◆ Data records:
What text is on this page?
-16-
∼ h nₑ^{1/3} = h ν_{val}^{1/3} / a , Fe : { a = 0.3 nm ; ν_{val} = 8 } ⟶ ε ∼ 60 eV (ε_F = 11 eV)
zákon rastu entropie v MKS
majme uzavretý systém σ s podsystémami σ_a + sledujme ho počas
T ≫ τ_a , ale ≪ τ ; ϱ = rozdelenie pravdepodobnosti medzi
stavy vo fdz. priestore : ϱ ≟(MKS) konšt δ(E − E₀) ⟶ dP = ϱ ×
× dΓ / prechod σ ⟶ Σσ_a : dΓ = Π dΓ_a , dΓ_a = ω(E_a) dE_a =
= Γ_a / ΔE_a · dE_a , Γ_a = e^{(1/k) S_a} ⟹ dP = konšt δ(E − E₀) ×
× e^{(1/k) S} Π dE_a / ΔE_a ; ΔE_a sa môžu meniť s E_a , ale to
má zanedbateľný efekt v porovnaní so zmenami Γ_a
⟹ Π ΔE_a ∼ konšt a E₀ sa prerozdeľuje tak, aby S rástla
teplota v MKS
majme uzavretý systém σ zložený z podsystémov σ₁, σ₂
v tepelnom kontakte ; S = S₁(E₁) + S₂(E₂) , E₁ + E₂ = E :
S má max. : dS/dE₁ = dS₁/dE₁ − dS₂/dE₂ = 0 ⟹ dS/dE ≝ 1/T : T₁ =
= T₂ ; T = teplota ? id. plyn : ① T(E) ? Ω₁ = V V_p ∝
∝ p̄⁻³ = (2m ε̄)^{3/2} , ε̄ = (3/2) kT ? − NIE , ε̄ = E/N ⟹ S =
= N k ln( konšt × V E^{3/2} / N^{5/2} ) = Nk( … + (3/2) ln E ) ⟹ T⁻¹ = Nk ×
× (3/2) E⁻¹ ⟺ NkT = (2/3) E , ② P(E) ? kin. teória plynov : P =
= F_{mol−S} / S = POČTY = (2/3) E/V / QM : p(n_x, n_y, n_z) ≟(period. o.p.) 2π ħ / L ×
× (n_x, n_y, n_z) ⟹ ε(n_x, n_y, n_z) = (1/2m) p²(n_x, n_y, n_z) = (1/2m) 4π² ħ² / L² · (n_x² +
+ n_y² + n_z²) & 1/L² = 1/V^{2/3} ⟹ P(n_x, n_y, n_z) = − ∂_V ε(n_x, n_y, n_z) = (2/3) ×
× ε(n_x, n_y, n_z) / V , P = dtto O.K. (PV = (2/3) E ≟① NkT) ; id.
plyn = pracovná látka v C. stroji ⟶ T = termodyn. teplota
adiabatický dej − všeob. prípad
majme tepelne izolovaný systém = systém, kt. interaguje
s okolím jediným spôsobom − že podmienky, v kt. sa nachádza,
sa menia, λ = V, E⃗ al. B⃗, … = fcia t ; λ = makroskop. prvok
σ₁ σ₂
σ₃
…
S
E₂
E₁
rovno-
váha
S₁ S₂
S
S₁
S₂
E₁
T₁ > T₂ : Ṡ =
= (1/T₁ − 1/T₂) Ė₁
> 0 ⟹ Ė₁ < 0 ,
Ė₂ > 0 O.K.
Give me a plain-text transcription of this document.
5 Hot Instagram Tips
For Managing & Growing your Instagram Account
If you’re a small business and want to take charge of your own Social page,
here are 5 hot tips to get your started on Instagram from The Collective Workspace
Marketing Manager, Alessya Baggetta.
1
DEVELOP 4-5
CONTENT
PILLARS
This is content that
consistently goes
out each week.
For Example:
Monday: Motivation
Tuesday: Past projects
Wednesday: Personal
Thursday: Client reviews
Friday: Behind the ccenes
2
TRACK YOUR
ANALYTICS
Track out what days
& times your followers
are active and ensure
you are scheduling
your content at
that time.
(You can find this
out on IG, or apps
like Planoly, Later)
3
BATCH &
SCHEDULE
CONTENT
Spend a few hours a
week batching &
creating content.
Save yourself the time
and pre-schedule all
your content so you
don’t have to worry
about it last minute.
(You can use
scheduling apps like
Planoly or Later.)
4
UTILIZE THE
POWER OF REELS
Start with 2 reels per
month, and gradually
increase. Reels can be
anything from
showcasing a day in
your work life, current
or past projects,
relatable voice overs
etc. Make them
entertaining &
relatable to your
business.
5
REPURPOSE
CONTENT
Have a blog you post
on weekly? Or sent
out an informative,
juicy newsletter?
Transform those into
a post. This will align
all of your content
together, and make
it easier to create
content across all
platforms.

◆ Stated problem: All of the entries should be written out again exactly.

◆ Written response:
What text is on this page?
-16-
∼ h nₑ^{1/3} = h ν_{val}^{1/3} / a , Fe : { a = 0.3 nm ; ν_{val} = 8 } ⟶ ε ∼ 60 eV (ε_F = 11 eV)
zákon rastu entropie v MKS
majme uzavretý systém σ s podsystémami σ_a + sledujme ho počas
T ≫ τ_a , ale ≪ τ ; ϱ = rozdelenie pravdepodobnosti medzi
stavy vo fdz. priestore : ϱ ≟(MKS) konšt δ(E − E₀) ⟶ dP = ϱ ×
× dΓ / prechod σ ⟶ Σσ_a : dΓ = Π dΓ_a , dΓ_a = ω(E_a) dE_a =
= Γ_a / ΔE_a · dE_a , Γ_a = e^{(1/k) S_a} ⟹ dP = konšt δ(E − E₀) ×
× e^{(1/k) S} Π dE_a / ΔE_a ; ΔE_a sa môžu meniť s E_a , ale to
má zanedbateľný efekt v porovnaní so zmenami Γ_a
⟹ Π ΔE_a ∼ konšt a E₀ sa prerozdeľuje tak, aby S rástla
teplota v MKS
majme uzavretý systém σ zložený z podsystémov σ₁, σ₂
v tepelnom kontakte ; S = S₁(E₁) + S₂(E₂) , E₁ + E₂ = E :
S má max. : dS/dE₁ = dS₁/dE₁ − dS₂/dE₂ = 0 ⟹ dS/dE ≝ 1/T : T₁ =
= T₂ ; T = teplota ? id. plyn : ① T(E) ? Ω₁ = V V_p ∝
∝ p̄⁻³ = (2m ε̄)^{3/2} , ε̄ = (3/2) kT ? − NIE , ε̄ = E/N ⟹ S =
= N k ln( konšt × V E^{3/2} / N^{5/2} ) = Nk( … + (3/2) ln E ) ⟹ T⁻¹ = Nk ×
× (3/2) E⁻¹ ⟺ NkT = (2/3) E , ② P(E) ? kin. teória plynov : P =
= F_{mol−S} / S = POČTY = (2/3) E/V / QM : p(n_x, n_y, n_z) ≟(period. o.p.) 2π ħ / L ×
× (n_x, n_y, n_z) ⟹ ε(n_x, n_y, n_z) = (1/2m) p²(n_x, n_y, n_z) = (1/2m) 4π² ħ² / L² · (n_x² +
+ n_y² + n_z²) & 1/L² = 1/V^{2/3} ⟹ P(n_x, n_y, n_z) = − ∂_V ε(n_x, n_y, n_z) = (2/3) ×
× ε(n_x, n_y, n_z) / V , P = dtto O.K. (PV = (2/3) E ≟① NkT) ; id.
plyn = pracovná látka v C. stroji ⟶ T = termodyn. teplota
adiabatický dej − všeob. prípad
majme tepelne izolovaný systém = systém, kt. interaguje
s okolím jediným spôsobom − že podmienky, v kt. sa nachádza,
sa menia, λ = V, E⃗ al. B⃗, … = fcia t ; λ = makroskop. prvok
σ₁ σ₂
σ₃
…
S
E₂
E₁
rovno-
váha
S₁ S₂
S
S₁
S₂
E₁
T₁ > T₂ : Ṡ =
= (1/T₁ − 1/T₂) Ė₁
> 0 ⟹ Ė₁ < 0 ,
Ė₂ > 0 O.K.
Give me a plain-text transcription of this document.
5 Hot Instagram Tips
For Managing & Growing your Instagram Account
If you’re a small business and want to take charge of your own Social page,
here are 5 hot tips to get your started on Instagram from The Collective Workspace
Marketing Manager, Alessya Baggetta.
1
DEVELOP 4-5
CONTENT
PILLARS
This is content that
consistently goes
out each week.
For Example:
Monday: Motivation
Tuesday: Past projects
Wednesday: Personal
Thursday: Client reviews
Friday: Behind the ccenes
2
TRACK YOUR
ANALYTICS
Track out what days
& times your followers
are active and ensure
you are scheduling
your content at
that time.
(You can find this
out on IG, or apps
like Planoly, Later)
3
BATCH &
SCHEDULE
CONTENT
Spend a few hours a
week batching &
creating content.
Save yourself the time
and pre-schedule all
your content so you
don’t have to worry
about it last minute.
(You can use
scheduling apps like
Planoly or Later.)
4
UTILIZE THE
POWER OF REELS
Start with 2 reels per
month, and gradually
increase. Reels can be
anything from
showcasing a day in
your work life, current
or past projects,
relatable voice overs
etc. Make them
entertaining &
relatable to your
business.
5
REPURPOSE
CONTENT
Have a blog you post
on weekly? Or sent
out an informative,
juicy newsletter?
Transform those into
a post. This will align
all of your content
together, and make
it easier to create
content across all
platforms.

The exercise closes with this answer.